| Task to complete |
Repeat the records below exactly, leaving out every picture.

| Supplied data |
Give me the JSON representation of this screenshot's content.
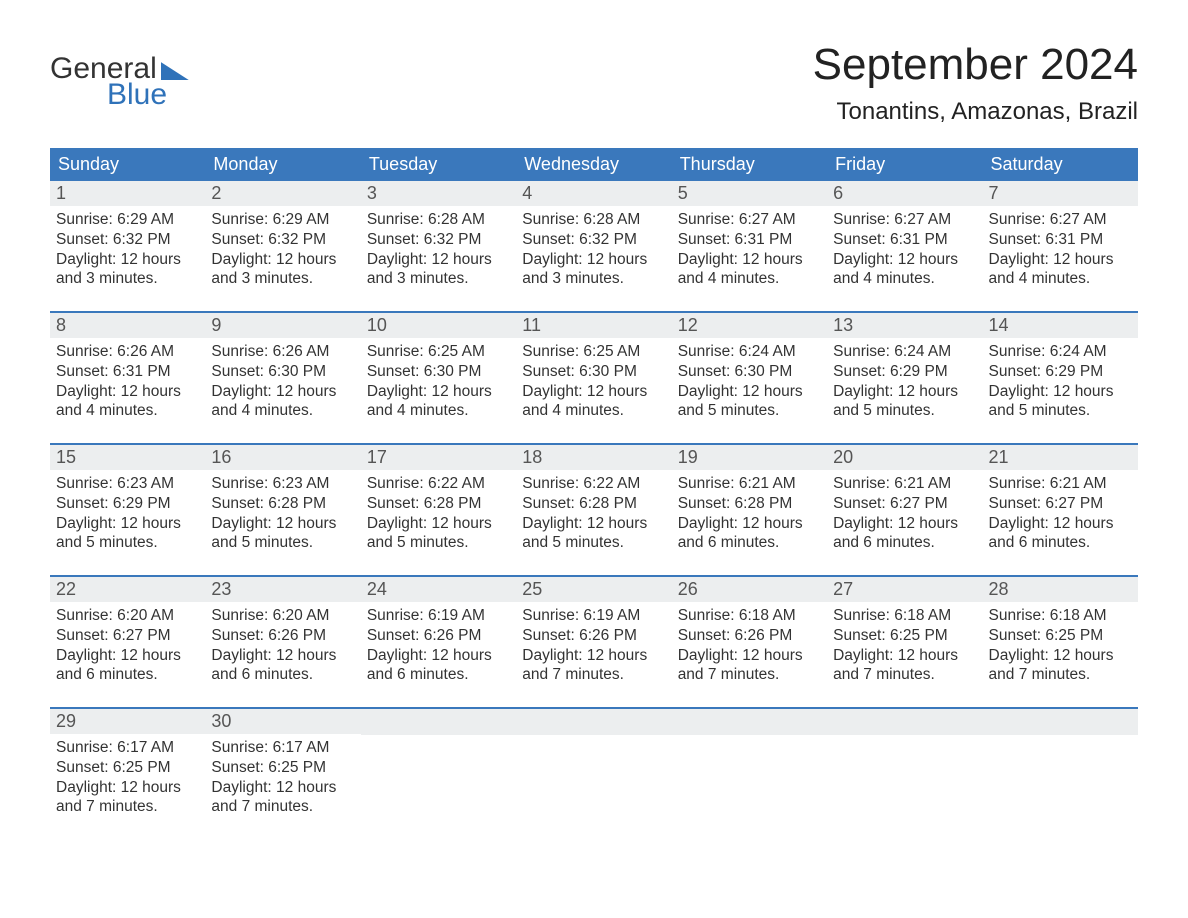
{
  "logo": {
    "word1": "General",
    "word2": "Blue"
  },
  "title": "September 2024",
  "subtitle": "Tonantins, Amazonas, Brazil",
  "colors": {
    "header_bg": "#3a78bc",
    "header_text": "#ffffff",
    "daynum_bg": "#eceeef",
    "daynum_text": "#555555",
    "body_text": "#333333",
    "rule": "#3a78bc",
    "logo_accent": "#2f72b9",
    "page_bg": "#ffffff"
  },
  "typography": {
    "title_fontsize": 44,
    "subtitle_fontsize": 24,
    "dayheader_fontsize": 18,
    "daynum_fontsize": 18,
    "body_fontsize": 15.5,
    "font_family": "Arial"
  },
  "day_headers": [
    "Sunday",
    "Monday",
    "Tuesday",
    "Wednesday",
    "Thursday",
    "Friday",
    "Saturday"
  ],
  "weeks": [
    [
      {
        "num": "1",
        "sunrise": "Sunrise: 6:29 AM",
        "sunset": "Sunset: 6:32 PM",
        "day1": "Daylight: 12 hours",
        "day2": "and 3 minutes."
      },
      {
        "num": "2",
        "sunrise": "Sunrise: 6:29 AM",
        "sunset": "Sunset: 6:32 PM",
        "day1": "Daylight: 12 hours",
        "day2": "and 3 minutes."
      },
      {
        "num": "3",
        "sunrise": "Sunrise: 6:28 AM",
        "sunset": "Sunset: 6:32 PM",
        "day1": "Daylight: 12 hours",
        "day2": "and 3 minutes."
      },
      {
        "num": "4",
        "sunrise": "Sunrise: 6:28 AM",
        "sunset": "Sunset: 6:32 PM",
        "day1": "Daylight: 12 hours",
        "day2": "and 3 minutes."
      },
      {
        "num": "5",
        "sunrise": "Sunrise: 6:27 AM",
        "sunset": "Sunset: 6:31 PM",
        "day1": "Daylight: 12 hours",
        "day2": "and 4 minutes."
      },
      {
        "num": "6",
        "sunrise": "Sunrise: 6:27 AM",
        "sunset": "Sunset: 6:31 PM",
        "day1": "Daylight: 12 hours",
        "day2": "and 4 minutes."
      },
      {
        "num": "7",
        "sunrise": "Sunrise: 6:27 AM",
        "sunset": "Sunset: 6:31 PM",
        "day1": "Daylight: 12 hours",
        "day2": "and 4 minutes."
      }
    ],
    [
      {
        "num": "8",
        "sunrise": "Sunrise: 6:26 AM",
        "sunset": "Sunset: 6:31 PM",
        "day1": "Daylight: 12 hours",
        "day2": "and 4 minutes."
      },
      {
        "num": "9",
        "sunrise": "Sunrise: 6:26 AM",
        "sunset": "Sunset: 6:30 PM",
        "day1": "Daylight: 12 hours",
        "day2": "and 4 minutes."
      },
      {
        "num": "10",
        "sunrise": "Sunrise: 6:25 AM",
        "sunset": "Sunset: 6:30 PM",
        "day1": "Daylight: 12 hours",
        "day2": "and 4 minutes."
      },
      {
        "num": "11",
        "sunrise": "Sunrise: 6:25 AM",
        "sunset": "Sunset: 6:30 PM",
        "day1": "Daylight: 12 hours",
        "day2": "and 4 minutes."
      },
      {
        "num": "12",
        "sunrise": "Sunrise: 6:24 AM",
        "sunset": "Sunset: 6:30 PM",
        "day1": "Daylight: 12 hours",
        "day2": "and 5 minutes."
      },
      {
        "num": "13",
        "sunrise": "Sunrise: 6:24 AM",
        "sunset": "Sunset: 6:29 PM",
        "day1": "Daylight: 12 hours",
        "day2": "and 5 minutes."
      },
      {
        "num": "14",
        "sunrise": "Sunrise: 6:24 AM",
        "sunset": "Sunset: 6:29 PM",
        "day1": "Daylight: 12 hours",
        "day2": "and 5 minutes."
      }
    ],
    [
      {
        "num": "15",
        "sunrise": "Sunrise: 6:23 AM",
        "sunset": "Sunset: 6:29 PM",
        "day1": "Daylight: 12 hours",
        "day2": "and 5 minutes."
      },
      {
        "num": "16",
        "sunrise": "Sunrise: 6:23 AM",
        "sunset": "Sunset: 6:28 PM",
        "day1": "Daylight: 12 hours",
        "day2": "and 5 minutes."
      },
      {
        "num": "17",
        "sunrise": "Sunrise: 6:22 AM",
        "sunset": "Sunset: 6:28 PM",
        "day1": "Daylight: 12 hours",
        "day2": "and 5 minutes."
      },
      {
        "num": "18",
        "sunrise": "Sunrise: 6:22 AM",
        "sunset": "Sunset: 6:28 PM",
        "day1": "Daylight: 12 hours",
        "day2": "and 5 minutes."
      },
      {
        "num": "19",
        "sunrise": "Sunrise: 6:21 AM",
        "sunset": "Sunset: 6:28 PM",
        "day1": "Daylight: 12 hours",
        "day2": "and 6 minutes."
      },
      {
        "num": "20",
        "sunrise": "Sunrise: 6:21 AM",
        "sunset": "Sunset: 6:27 PM",
        "day1": "Daylight: 12 hours",
        "day2": "and 6 minutes."
      },
      {
        "num": "21",
        "sunrise": "Sunrise: 6:21 AM",
        "sunset": "Sunset: 6:27 PM",
        "day1": "Daylight: 12 hours",
        "day2": "and 6 minutes."
      }
    ],
    [
      {
        "num": "22",
        "sunrise": "Sunrise: 6:20 AM",
        "sunset": "Sunset: 6:27 PM",
        "day1": "Daylight: 12 hours",
        "day2": "and 6 minutes."
      },
      {
        "num": "23",
        "sunrise": "Sunrise: 6:20 AM",
        "sunset": "Sunset: 6:26 PM",
        "day1": "Daylight: 12 hours",
        "day2": "and 6 minutes."
      },
      {
        "num": "24",
        "sunrise": "Sunrise: 6:19 AM",
        "sunset": "Sunset: 6:26 PM",
        "day1": "Daylight: 12 hours",
        "day2": "and 6 minutes."
      },
      {
        "num": "25",
        "sunrise": "Sunrise: 6:19 AM",
        "sunset": "Sunset: 6:26 PM",
        "day1": "Daylight: 12 hours",
        "day2": "and 7 minutes."
      },
      {
        "num": "26",
        "sunrise": "Sunrise: 6:18 AM",
        "sunset": "Sunset: 6:26 PM",
        "day1": "Daylight: 12 hours",
        "day2": "and 7 minutes."
      },
      {
        "num": "27",
        "sunrise": "Sunrise: 6:18 AM",
        "sunset": "Sunset: 6:25 PM",
        "day1": "Daylight: 12 hours",
        "day2": "and 7 minutes."
      },
      {
        "num": "28",
        "sunrise": "Sunrise: 6:18 AM",
        "sunset": "Sunset: 6:25 PM",
        "day1": "Daylight: 12 hours",
        "day2": "and 7 minutes."
      }
    ],
    [
      {
        "num": "29",
        "sunrise": "Sunrise: 6:17 AM",
        "sunset": "Sunset: 6:25 PM",
        "day1": "Daylight: 12 hours",
        "day2": "and 7 minutes."
      },
      {
        "num": "30",
        "sunrise": "Sunrise: 6:17 AM",
        "sunset": "Sunset: 6:25 PM",
        "day1": "Daylight: 12 hours",
        "day2": "and 7 minutes."
      },
      {
        "empty": true
      },
      {
        "empty": true
      },
      {
        "empty": true
      },
      {
        "empty": true
      },
      {
        "empty": true
      }
    ]
  ]
}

| Problem solution |
Give me the JSON representation of this screenshot's content.
{
  "logo": {
    "word1": "General",
    "word2": "Blue"
  },
  "title": "September 2024",
  "subtitle": "Tonantins, Amazonas, Brazil",
  "colors": {
    "header_bg": "#3a78bc",
    "header_text": "#ffffff",
    "daynum_bg": "#eceeef",
    "daynum_text": "#555555",
    "body_text": "#333333",
    "rule": "#3a78bc",
    "logo_accent": "#2f72b9",
    "page_bg": "#ffffff"
  },
  "typography": {
    "title_fontsize": 44,
    "subtitle_fontsize": 24,
    "dayheader_fontsize": 18,
    "daynum_fontsize": 18,
    "body_fontsize": 15.5,
    "font_family": "Arial"
  },
  "day_headers": [
    "Sunday",
    "Monday",
    "Tuesday",
    "Wednesday",
    "Thursday",
    "Friday",
    "Saturday"
  ],
  "weeks": [
    [
      {
        "num": "1",
        "sunrise": "Sunrise: 6:29 AM",
        "sunset": "Sunset: 6:32 PM",
        "day1": "Daylight: 12 hours",
        "day2": "and 3 minutes."
      },
      {
        "num": "2",
        "sunrise": "Sunrise: 6:29 AM",
        "sunset": "Sunset: 6:32 PM",
        "day1": "Daylight: 12 hours",
        "day2": "and 3 minutes."
      },
      {
        "num": "3",
        "sunrise": "Sunrise: 6:28 AM",
        "sunset": "Sunset: 6:32 PM",
        "day1": "Daylight: 12 hours",
        "day2": "and 3 minutes."
      },
      {
        "num": "4",
        "sunrise": "Sunrise: 6:28 AM",
        "sunset": "Sunset: 6:32 PM",
        "day1": "Daylight: 12 hours",
        "day2": "and 3 minutes."
      },
      {
        "num": "5",
        "sunrise": "Sunrise: 6:27 AM",
        "sunset": "Sunset: 6:31 PM",
        "day1": "Daylight: 12 hours",
        "day2": "and 4 minutes."
      },
      {
        "num": "6",
        "sunrise": "Sunrise: 6:27 AM",
        "sunset": "Sunset: 6:31 PM",
        "day1": "Daylight: 12 hours",
        "day2": "and 4 minutes."
      },
      {
        "num": "7",
        "sunrise": "Sunrise: 6:27 AM",
        "sunset": "Sunset: 6:31 PM",
        "day1": "Daylight: 12 hours",
        "day2": "and 4 minutes."
      }
    ],
    [
      {
        "num": "8",
        "sunrise": "Sunrise: 6:26 AM",
        "sunset": "Sunset: 6:31 PM",
        "day1": "Daylight: 12 hours",
        "day2": "and 4 minutes."
      },
      {
        "num": "9",
        "sunrise": "Sunrise: 6:26 AM",
        "sunset": "Sunset: 6:30 PM",
        "day1": "Daylight: 12 hours",
        "day2": "and 4 minutes."
      },
      {
        "num": "10",
        "sunrise": "Sunrise: 6:25 AM",
        "sunset": "Sunset: 6:30 PM",
        "day1": "Daylight: 12 hours",
        "day2": "and 4 minutes."
      },
      {
        "num": "11",
        "sunrise": "Sunrise: 6:25 AM",
        "sunset": "Sunset: 6:30 PM",
        "day1": "Daylight: 12 hours",
        "day2": "and 4 minutes."
      },
      {
        "num": "12",
        "sunrise": "Sunrise: 6:24 AM",
        "sunset": "Sunset: 6:30 PM",
        "day1": "Daylight: 12 hours",
        "day2": "and 5 minutes."
      },
      {
        "num": "13",
        "sunrise": "Sunrise: 6:24 AM",
        "sunset": "Sunset: 6:29 PM",
        "day1": "Daylight: 12 hours",
        "day2": "and 5 minutes."
      },
      {
        "num": "14",
        "sunrise": "Sunrise: 6:24 AM",
        "sunset": "Sunset: 6:29 PM",
        "day1": "Daylight: 12 hours",
        "day2": "and 5 minutes."
      }
    ],
    [
      {
        "num": "15",
        "sunrise": "Sunrise: 6:23 AM",
        "sunset": "Sunset: 6:29 PM",
        "day1": "Daylight: 12 hours",
        "day2": "and 5 minutes."
      },
      {
        "num": "16",
        "sunrise": "Sunrise: 6:23 AM",
        "sunset": "Sunset: 6:28 PM",
        "day1": "Daylight: 12 hours",
        "day2": "and 5 minutes."
      },
      {
        "num": "17",
        "sunrise": "Sunrise: 6:22 AM",
        "sunset": "Sunset: 6:28 PM",
        "day1": "Daylight: 12 hours",
        "day2": "and 5 minutes."
      },
      {
        "num": "18",
        "sunrise": "Sunrise: 6:22 AM",
        "sunset": "Sunset: 6:28 PM",
        "day1": "Daylight: 12 hours",
        "day2": "and 5 minutes."
      },
      {
        "num": "19",
        "sunrise": "Sunrise: 6:21 AM",
        "sunset": "Sunset: 6:28 PM",
        "day1": "Daylight: 12 hours",
        "day2": "and 6 minutes."
      },
      {
        "num": "20",
        "sunrise": "Sunrise: 6:21 AM",
        "sunset": "Sunset: 6:27 PM",
        "day1": "Daylight: 12 hours",
        "day2": "and 6 minutes."
      },
      {
        "num": "21",
        "sunrise": "Sunrise: 6:21 AM",
        "sunset": "Sunset: 6:27 PM",
        "day1": "Daylight: 12 hours",
        "day2": "and 6 minutes."
      }
    ],
    [
      {
        "num": "22",
        "sunrise": "Sunrise: 6:20 AM",
        "sunset": "Sunset: 6:27 PM",
        "day1": "Daylight: 12 hours",
        "day2": "and 6 minutes."
      },
      {
        "num": "23",
        "sunrise": "Sunrise: 6:20 AM",
        "sunset": "Sunset: 6:26 PM",
        "day1": "Daylight: 12 hours",
        "day2": "and 6 minutes."
      },
      {
        "num": "24",
        "sunrise": "Sunrise: 6:19 AM",
        "sunset": "Sunset: 6:26 PM",
        "day1": "Daylight: 12 hours",
        "day2": "and 6 minutes."
      },
      {
        "num": "25",
        "sunrise": "Sunrise: 6:19 AM",
        "sunset": "Sunset: 6:26 PM",
        "day1": "Daylight: 12 hours",
        "day2": "and 7 minutes."
      },
      {
        "num": "26",
        "sunrise": "Sunrise: 6:18 AM",
        "sunset": "Sunset: 6:26 PM",
        "day1": "Daylight: 12 hours",
        "day2": "and 7 minutes."
      },
      {
        "num": "27",
        "sunrise": "Sunrise: 6:18 AM",
        "sunset": "Sunset: 6:25 PM",
        "day1": "Daylight: 12 hours",
        "day2": "and 7 minutes."
      },
      {
        "num": "28",
        "sunrise": "Sunrise: 6:18 AM",
        "sunset": "Sunset: 6:25 PM",
        "day1": "Daylight: 12 hours",
        "day2": "and 7 minutes."
      }
    ],
    [
      {
        "num": "29",
        "sunrise": "Sunrise: 6:17 AM",
        "sunset": "Sunset: 6:25 PM",
        "day1": "Daylight: 12 hours",
        "day2": "and 7 minutes."
      },
      {
        "num": "30",
        "sunrise": "Sunrise: 6:17 AM",
        "sunset": "Sunset: 6:25 PM",
        "day1": "Daylight: 12 hours",
        "day2": "and 7 minutes."
      },
      {
        "empty": true
      },
      {
        "empty": true
      },
      {
        "empty": true
      },
      {
        "empty": true
      },
      {
        "empty": true
      }
    ]
  ]
}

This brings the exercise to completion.